§ PROBLEM REQUIREMENTS: Provide nothing but the number of lines containing the string "examples".

§ PROVIDED INFORMATION:
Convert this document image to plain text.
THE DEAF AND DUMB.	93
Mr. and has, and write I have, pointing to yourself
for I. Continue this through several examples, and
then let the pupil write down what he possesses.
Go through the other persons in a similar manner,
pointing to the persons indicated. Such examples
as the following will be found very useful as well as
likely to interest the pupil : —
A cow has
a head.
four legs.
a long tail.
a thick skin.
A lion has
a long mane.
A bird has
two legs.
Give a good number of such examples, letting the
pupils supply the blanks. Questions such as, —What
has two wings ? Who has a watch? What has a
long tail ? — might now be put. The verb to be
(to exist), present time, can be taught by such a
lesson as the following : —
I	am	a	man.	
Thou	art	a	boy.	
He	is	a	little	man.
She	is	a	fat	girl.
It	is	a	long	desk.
---
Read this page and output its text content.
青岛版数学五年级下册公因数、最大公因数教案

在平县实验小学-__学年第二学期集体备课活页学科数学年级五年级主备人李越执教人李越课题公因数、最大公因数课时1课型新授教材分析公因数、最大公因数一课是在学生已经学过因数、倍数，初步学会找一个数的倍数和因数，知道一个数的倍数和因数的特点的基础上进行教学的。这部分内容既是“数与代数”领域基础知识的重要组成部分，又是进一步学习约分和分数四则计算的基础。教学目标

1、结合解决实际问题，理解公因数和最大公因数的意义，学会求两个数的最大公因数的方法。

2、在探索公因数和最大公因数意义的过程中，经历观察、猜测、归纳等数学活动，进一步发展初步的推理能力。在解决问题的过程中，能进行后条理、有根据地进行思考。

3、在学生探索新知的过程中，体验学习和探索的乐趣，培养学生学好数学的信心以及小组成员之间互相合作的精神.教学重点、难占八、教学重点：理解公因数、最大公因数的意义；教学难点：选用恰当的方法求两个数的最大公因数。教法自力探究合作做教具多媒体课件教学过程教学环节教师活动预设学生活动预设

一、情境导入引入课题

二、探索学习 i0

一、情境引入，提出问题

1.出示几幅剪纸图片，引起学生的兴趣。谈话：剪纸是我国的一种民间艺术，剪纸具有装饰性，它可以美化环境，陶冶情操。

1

§ TASK SOLUTION: 3